-- Start of Material provided --

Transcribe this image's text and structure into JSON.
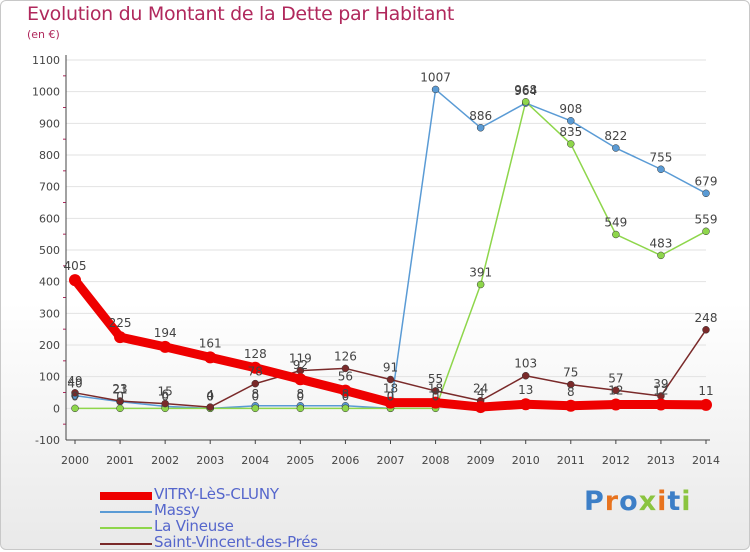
{
  "title": "Evolution du Montant de la Dette par Habitant",
  "subtitle": "(en €)",
  "brand": "Proxiti",
  "colors": {
    "title": "#b0285c",
    "axis": "#444444",
    "grid": "#e2e2e2",
    "label": "#444444",
    "legend_text": "#5566cc"
  },
  "chart_data": {
    "type": "line",
    "title": "Evolution du Montant de la Dette par Habitant",
    "ylabel": "(en €)",
    "xlabel": "",
    "ylim": [
      -100,
      1100
    ],
    "yticks": [
      -100,
      0,
      100,
      200,
      300,
      400,
      500,
      600,
      700,
      800,
      900,
      1000,
      1100
    ],
    "categories": [
      "2000",
      "2001",
      "2002",
      "2003",
      "2004",
      "2005",
      "2006",
      "2007",
      "2008",
      "2009",
      "2010",
      "2011",
      "2012",
      "2013",
      "2014"
    ],
    "legend_position": "bottom-left",
    "series": [
      {
        "name": "VITRY-LèS-CLUNY",
        "color": "#ee0000",
        "bold": true,
        "values": [
          405,
          225,
          194,
          161,
          128,
          92,
          56,
          18,
          18,
          4,
          13,
          8,
          12,
          12,
          11
        ]
      },
      {
        "name": "Massy",
        "color": "#5a9bd5",
        "bold": false,
        "values": [
          40,
          21,
          6,
          0,
          8,
          8,
          8,
          0,
          1007,
          886,
          964,
          908,
          822,
          755,
          679
        ]
      },
      {
        "name": "La Vineuse",
        "color": "#8ed64b",
        "bold": false,
        "values": [
          0,
          0,
          0,
          0,
          0,
          0,
          0,
          0,
          0,
          391,
          968,
          835,
          549,
          483,
          559
        ]
      },
      {
        "name": "Saint-Vincent-des-Prés",
        "color": "#7a2a2a",
        "bold": false,
        "values": [
          49,
          23,
          15,
          4,
          78,
          119,
          126,
          91,
          55,
          24,
          103,
          75,
          57,
          39,
          248
        ]
      }
    ]
  }
}
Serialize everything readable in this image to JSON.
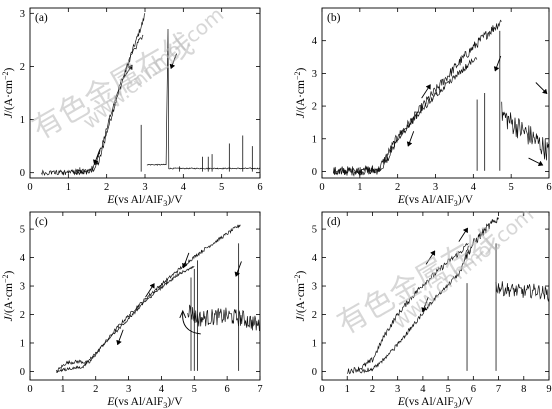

-- End of Material provided --

__Stated task__:
The records above are to be restated exactly, without their pictures.

__Solution__:
Transcribe this image's text and structure into JSON.
{
  "title": "Evolution du Montant de la Dette par Habitant",
  "subtitle": "(en €)",
  "brand": "Proxiti",
  "colors": {
    "title": "#b0285c",
    "axis": "#444444",
    "grid": "#e2e2e2",
    "label": "#444444",
    "legend_text": "#5566cc"
  },
  "chart_data": {
    "type": "line",
    "title": "Evolution du Montant de la Dette par Habitant",
    "ylabel": "(en €)",
    "xlabel": "",
    "ylim": [
      -100,
      1100
    ],
    "yticks": [
      -100,
      0,
      100,
      200,
      300,
      400,
      500,
      600,
      700,
      800,
      900,
      1000,
      1100
    ],
    "categories": [
      "2000",
      "2001",
      "2002",
      "2003",
      "2004",
      "2005",
      "2006",
      "2007",
      "2008",
      "2009",
      "2010",
      "2011",
      "2012",
      "2013",
      "2014"
    ],
    "legend_position": "bottom-left",
    "series": [
      {
        "name": "VITRY-LèS-CLUNY",
        "color": "#ee0000",
        "bold": true,
        "values": [
          405,
          225,
          194,
          161,
          128,
          92,
          56,
          18,
          18,
          4,
          13,
          8,
          12,
          12,
          11
        ]
      },
      {
        "name": "Massy",
        "color": "#5a9bd5",
        "bold": false,
        "values": [
          40,
          21,
          6,
          0,
          8,
          8,
          8,
          0,
          1007,
          886,
          964,
          908,
          822,
          755,
          679
        ]
      },
      {
        "name": "La Vineuse",
        "color": "#8ed64b",
        "bold": false,
        "values": [
          0,
          0,
          0,
          0,
          0,
          0,
          0,
          0,
          0,
          391,
          968,
          835,
          549,
          483,
          559
        ]
      },
      {
        "name": "Saint-Vincent-des-Prés",
        "color": "#7a2a2a",
        "bold": false,
        "values": [
          49,
          23,
          15,
          4,
          78,
          119,
          126,
          91,
          55,
          24,
          103,
          75,
          57,
          39,
          248
        ]
      }
    ]
  }
}
Serialize everything readable in this image to JSON.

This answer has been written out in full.